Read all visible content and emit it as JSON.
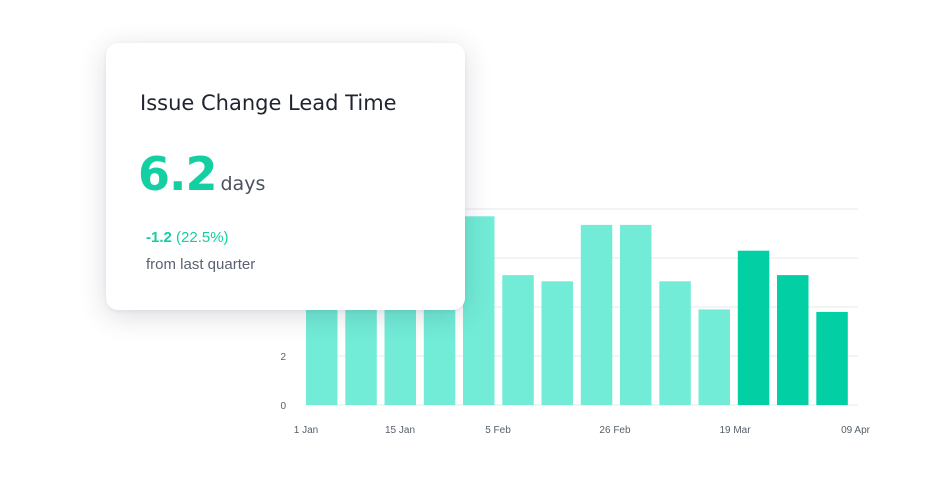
{
  "card": {
    "title": "Issue Change Lead Time",
    "value": "6.2",
    "unit": "days",
    "change_value": "-1.2",
    "change_pct": "(22.5%)",
    "change_note": "from last quarter"
  },
  "colors": {
    "accent": "#14cfa2",
    "bar_light": "#72ecd7",
    "bar_dark": "#03cfa5",
    "grid": "#e6e8ec"
  },
  "chart_data": {
    "type": "bar",
    "x_tick_labels": [
      "1 Jan",
      "15 Jan",
      "5 Feb",
      "26 Feb",
      "19 Mar",
      "09 Apr"
    ],
    "y_tick_labels": [
      "0",
      "2"
    ],
    "ylim": [
      0,
      8
    ],
    "grid": true,
    "values": [
      3.9,
      3.9,
      3.9,
      3.9,
      7.7,
      5.3,
      5.05,
      7.35,
      7.35,
      5.05,
      3.9,
      6.3,
      5.3,
      3.8
    ],
    "highlight": [
      false,
      false,
      false,
      false,
      false,
      false,
      false,
      false,
      false,
      false,
      false,
      true,
      true,
      true
    ]
  }
}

**WORK TO BE COMPLETED**
Copy the records above exactly, omitting every picture.

**PROBLEM SOLUTION**
Read all visible content and emit it as JSON.
{
  "card": {
    "title": "Issue Change Lead Time",
    "value": "6.2",
    "unit": "days",
    "change_value": "-1.2",
    "change_pct": "(22.5%)",
    "change_note": "from last quarter"
  },
  "colors": {
    "accent": "#14cfa2",
    "bar_light": "#72ecd7",
    "bar_dark": "#03cfa5",
    "grid": "#e6e8ec"
  },
  "chart_data": {
    "type": "bar",
    "x_tick_labels": [
      "1 Jan",
      "15 Jan",
      "5 Feb",
      "26 Feb",
      "19 Mar",
      "09 Apr"
    ],
    "y_tick_labels": [
      "0",
      "2"
    ],
    "ylim": [
      0,
      8
    ],
    "grid": true,
    "values": [
      3.9,
      3.9,
      3.9,
      3.9,
      7.7,
      5.3,
      5.05,
      7.35,
      7.35,
      5.05,
      3.9,
      6.3,
      5.3,
      3.8
    ],
    "highlight": [
      false,
      false,
      false,
      false,
      false,
      false,
      false,
      false,
      false,
      false,
      false,
      true,
      true,
      true
    ]
  }
}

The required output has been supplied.